----- Supplied data -----
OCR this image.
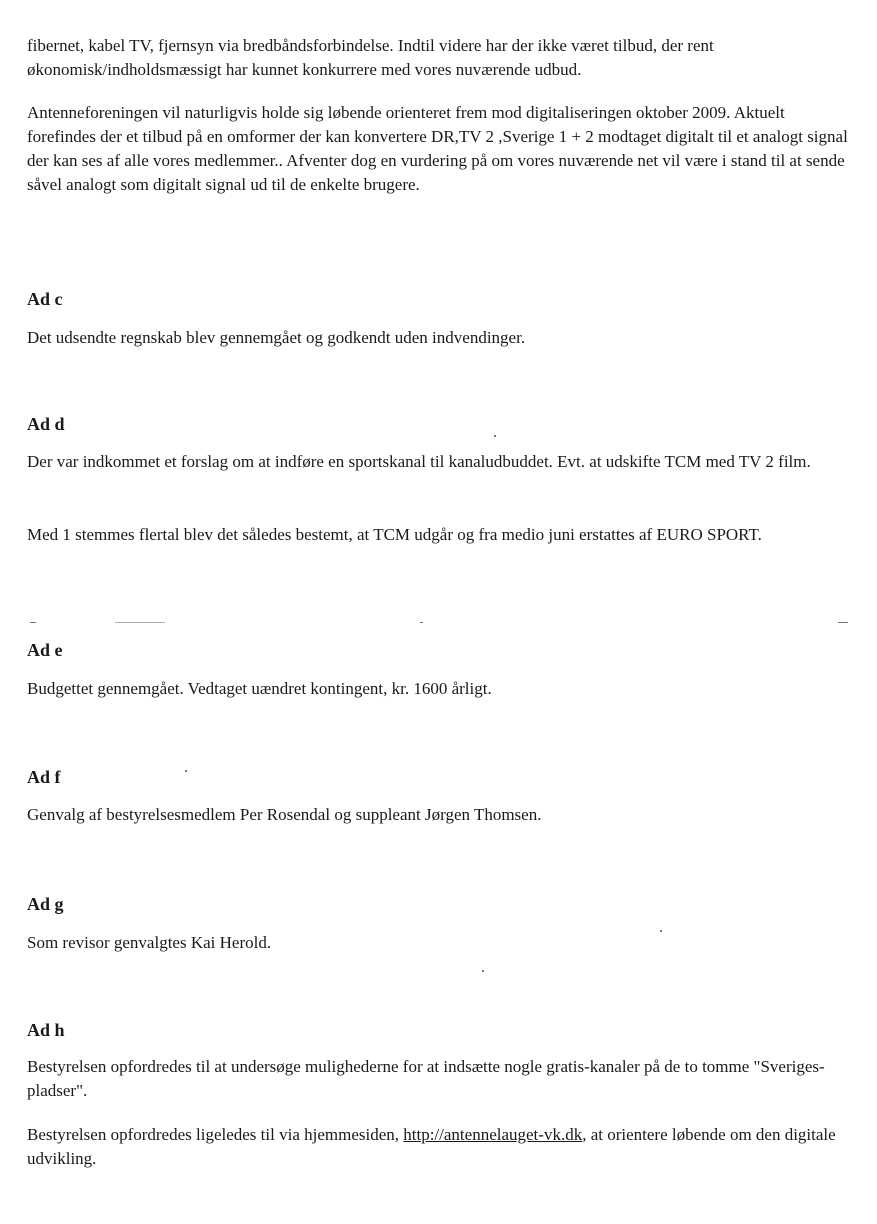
fibernet, kabel TV, fjernsyn via bredbåndsforbindelse. Indtil videre har der ikke været tilbud, der rent økonomisk/indholdsmæssigt har kunnet konkurrere med vores nuværende udbud.

Antenneforeningen vil naturligvis holde sig løbende orienteret frem mod digitaliseringen oktober 2009. Aktuelt forefindes der et tilbud på en omformer der kan konvertere DR,TV 2 ,Sverige 1 + 2 modtaget digitalt til et analogt signal der kan ses af alle vores medlemmer.. Afventer dog en vurdering på om vores nuværende net vil være i stand til at sende såvel analogt som digitalt signal ud til de enkelte brugere.

Ad c

Det udsendte regnskab blev gennemgået og godkendt uden indvendinger.

Ad d

Der var indkommet et forslag om at indføre en sportskanal til kanaludbuddet. Evt. at udskifte TCM med TV 2 film.

Med 1 stemmes flertal blev det således bestemt, at TCM udgår og fra medio juni erstattes af EURO SPORT.

Ad e

Budgettet gennemgået. Vedtaget uændret kontingent, kr. 1600 årligt.

Ad f

Genvalg af bestyrelsesmedlem Per Rosendal og suppleant Jørgen Thomsen.

Ad g

Som revisor genvalgtes Kai Herold.

Ad h

Bestyrelsen opfordredes til at undersøge mulighederne for at indsætte nogle gratis-kanaler på de to tomme "Sveriges-pladser".

Bestyrelsen opfordredes ligeledes til via hjemmesiden, http://antennelauget-vk.dk, at orientere løbende om den digitale udvikling.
-----
Using the entries above, return each line in which the word "blev" occurs.

Det udsendte regnskab blev gennemgået og godkendt uden indvendinger.
Med 1 stemmes flertal blev det således bestemt, at TCM udgår og fra medio juni erstattes af EURO SPORT.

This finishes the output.